# What to produce
Collect all lines from the records below that include the word "Vandaag".

# start of Dataset excerpts

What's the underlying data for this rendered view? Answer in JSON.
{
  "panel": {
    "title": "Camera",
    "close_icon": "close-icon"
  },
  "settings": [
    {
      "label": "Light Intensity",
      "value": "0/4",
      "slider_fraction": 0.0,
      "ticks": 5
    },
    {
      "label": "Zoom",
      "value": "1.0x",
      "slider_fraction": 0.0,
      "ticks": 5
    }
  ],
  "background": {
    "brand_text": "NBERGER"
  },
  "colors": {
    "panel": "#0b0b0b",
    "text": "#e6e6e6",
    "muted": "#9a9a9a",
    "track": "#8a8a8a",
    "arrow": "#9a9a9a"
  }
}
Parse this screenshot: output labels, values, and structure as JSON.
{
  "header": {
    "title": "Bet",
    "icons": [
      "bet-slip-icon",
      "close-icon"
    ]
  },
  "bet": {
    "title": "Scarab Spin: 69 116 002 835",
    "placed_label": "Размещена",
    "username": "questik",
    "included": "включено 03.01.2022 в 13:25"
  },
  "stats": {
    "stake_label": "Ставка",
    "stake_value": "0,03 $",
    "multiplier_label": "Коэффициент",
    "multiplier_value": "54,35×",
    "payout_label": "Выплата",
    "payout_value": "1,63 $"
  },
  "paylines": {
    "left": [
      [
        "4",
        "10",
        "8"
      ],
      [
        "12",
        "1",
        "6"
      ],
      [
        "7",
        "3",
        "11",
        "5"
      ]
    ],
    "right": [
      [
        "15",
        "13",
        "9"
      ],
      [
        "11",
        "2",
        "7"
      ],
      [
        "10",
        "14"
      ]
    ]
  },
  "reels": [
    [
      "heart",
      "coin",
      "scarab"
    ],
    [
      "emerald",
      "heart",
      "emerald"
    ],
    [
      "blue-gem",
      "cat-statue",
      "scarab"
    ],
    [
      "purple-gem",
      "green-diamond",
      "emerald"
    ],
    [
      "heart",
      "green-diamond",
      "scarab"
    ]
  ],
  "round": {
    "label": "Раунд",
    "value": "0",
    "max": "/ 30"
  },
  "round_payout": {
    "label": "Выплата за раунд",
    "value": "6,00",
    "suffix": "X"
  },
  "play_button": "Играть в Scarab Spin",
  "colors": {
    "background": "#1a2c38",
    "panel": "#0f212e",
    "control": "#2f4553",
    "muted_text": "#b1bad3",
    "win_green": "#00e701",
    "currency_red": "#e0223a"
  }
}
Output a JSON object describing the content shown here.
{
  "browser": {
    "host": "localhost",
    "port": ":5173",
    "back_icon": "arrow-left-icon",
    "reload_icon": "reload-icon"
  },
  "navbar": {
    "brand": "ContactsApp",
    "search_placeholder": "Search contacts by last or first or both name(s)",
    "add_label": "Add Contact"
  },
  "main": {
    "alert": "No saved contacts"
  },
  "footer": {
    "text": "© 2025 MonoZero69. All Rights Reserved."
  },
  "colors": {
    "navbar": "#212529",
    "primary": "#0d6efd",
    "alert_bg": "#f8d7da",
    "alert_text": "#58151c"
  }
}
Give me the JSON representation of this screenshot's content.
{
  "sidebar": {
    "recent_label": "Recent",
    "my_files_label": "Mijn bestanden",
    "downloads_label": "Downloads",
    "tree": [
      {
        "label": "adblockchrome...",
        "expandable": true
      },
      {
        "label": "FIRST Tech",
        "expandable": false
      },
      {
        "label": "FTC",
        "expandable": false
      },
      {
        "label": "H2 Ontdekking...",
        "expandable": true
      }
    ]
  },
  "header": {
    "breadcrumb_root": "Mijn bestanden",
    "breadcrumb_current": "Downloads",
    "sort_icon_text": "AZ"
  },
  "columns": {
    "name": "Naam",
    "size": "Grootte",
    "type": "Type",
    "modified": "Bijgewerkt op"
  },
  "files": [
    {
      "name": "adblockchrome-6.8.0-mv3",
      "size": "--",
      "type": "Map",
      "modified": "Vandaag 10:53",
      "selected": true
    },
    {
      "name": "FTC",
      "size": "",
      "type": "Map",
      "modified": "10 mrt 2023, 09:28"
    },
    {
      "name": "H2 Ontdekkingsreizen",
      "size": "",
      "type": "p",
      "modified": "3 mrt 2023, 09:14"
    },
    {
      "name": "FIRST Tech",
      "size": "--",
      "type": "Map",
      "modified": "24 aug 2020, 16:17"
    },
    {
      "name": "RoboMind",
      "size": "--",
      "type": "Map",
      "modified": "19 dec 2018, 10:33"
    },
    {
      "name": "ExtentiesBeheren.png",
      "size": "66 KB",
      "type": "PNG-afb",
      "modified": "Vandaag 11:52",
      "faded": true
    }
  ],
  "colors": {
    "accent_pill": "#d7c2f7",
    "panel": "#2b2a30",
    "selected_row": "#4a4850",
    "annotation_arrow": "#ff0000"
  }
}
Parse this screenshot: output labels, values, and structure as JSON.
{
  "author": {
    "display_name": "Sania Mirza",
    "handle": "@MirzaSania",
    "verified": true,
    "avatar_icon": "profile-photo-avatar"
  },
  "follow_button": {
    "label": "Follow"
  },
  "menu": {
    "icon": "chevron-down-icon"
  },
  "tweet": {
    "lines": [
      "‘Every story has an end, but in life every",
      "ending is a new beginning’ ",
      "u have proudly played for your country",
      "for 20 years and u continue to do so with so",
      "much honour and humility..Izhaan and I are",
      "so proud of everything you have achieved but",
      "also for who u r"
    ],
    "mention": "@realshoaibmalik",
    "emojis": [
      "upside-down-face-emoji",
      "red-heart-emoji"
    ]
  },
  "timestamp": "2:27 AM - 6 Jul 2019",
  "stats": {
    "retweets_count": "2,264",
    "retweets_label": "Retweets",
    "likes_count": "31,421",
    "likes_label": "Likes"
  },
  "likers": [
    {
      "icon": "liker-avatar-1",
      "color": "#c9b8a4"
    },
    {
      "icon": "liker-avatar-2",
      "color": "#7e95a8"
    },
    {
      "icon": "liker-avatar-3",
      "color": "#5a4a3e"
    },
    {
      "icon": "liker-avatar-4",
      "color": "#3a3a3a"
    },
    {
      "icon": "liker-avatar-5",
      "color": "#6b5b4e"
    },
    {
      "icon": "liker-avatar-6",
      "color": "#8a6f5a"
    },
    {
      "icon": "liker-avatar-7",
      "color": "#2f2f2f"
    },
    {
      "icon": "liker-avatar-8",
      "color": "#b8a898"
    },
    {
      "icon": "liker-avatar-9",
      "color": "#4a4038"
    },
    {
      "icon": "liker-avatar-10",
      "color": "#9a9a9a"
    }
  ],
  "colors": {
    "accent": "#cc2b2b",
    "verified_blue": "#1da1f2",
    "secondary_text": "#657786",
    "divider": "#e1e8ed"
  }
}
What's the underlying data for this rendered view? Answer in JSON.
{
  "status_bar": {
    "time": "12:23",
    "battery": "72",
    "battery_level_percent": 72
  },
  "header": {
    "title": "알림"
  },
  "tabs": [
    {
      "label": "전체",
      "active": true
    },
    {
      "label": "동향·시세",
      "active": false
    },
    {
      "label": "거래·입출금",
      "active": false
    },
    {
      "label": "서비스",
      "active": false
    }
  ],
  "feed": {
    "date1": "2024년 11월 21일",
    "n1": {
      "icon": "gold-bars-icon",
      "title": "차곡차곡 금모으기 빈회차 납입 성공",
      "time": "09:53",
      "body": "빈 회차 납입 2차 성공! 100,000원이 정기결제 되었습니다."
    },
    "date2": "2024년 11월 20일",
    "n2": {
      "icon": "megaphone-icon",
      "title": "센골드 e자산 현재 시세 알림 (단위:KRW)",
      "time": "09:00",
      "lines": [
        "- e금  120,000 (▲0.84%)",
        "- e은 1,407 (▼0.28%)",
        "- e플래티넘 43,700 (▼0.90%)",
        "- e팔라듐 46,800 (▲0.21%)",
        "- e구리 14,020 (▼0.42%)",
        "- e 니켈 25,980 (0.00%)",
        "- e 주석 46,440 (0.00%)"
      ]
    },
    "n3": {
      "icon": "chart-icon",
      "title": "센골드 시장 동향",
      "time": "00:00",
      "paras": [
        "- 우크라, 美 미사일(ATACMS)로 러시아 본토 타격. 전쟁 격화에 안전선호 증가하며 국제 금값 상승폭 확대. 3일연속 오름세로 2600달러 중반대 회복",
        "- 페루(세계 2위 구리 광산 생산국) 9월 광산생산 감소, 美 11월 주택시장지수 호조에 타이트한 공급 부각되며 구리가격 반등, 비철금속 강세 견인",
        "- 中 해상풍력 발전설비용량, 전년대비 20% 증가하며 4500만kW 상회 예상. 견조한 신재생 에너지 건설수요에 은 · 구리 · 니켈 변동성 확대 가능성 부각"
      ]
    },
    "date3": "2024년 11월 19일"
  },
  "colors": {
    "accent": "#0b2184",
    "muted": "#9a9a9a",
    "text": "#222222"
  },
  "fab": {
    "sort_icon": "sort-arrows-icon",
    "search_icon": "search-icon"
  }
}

# end of Dataset excerpts

# Solution
      "modified": "Vandaag 10:53",
      "modified": "Vandaag 11:52",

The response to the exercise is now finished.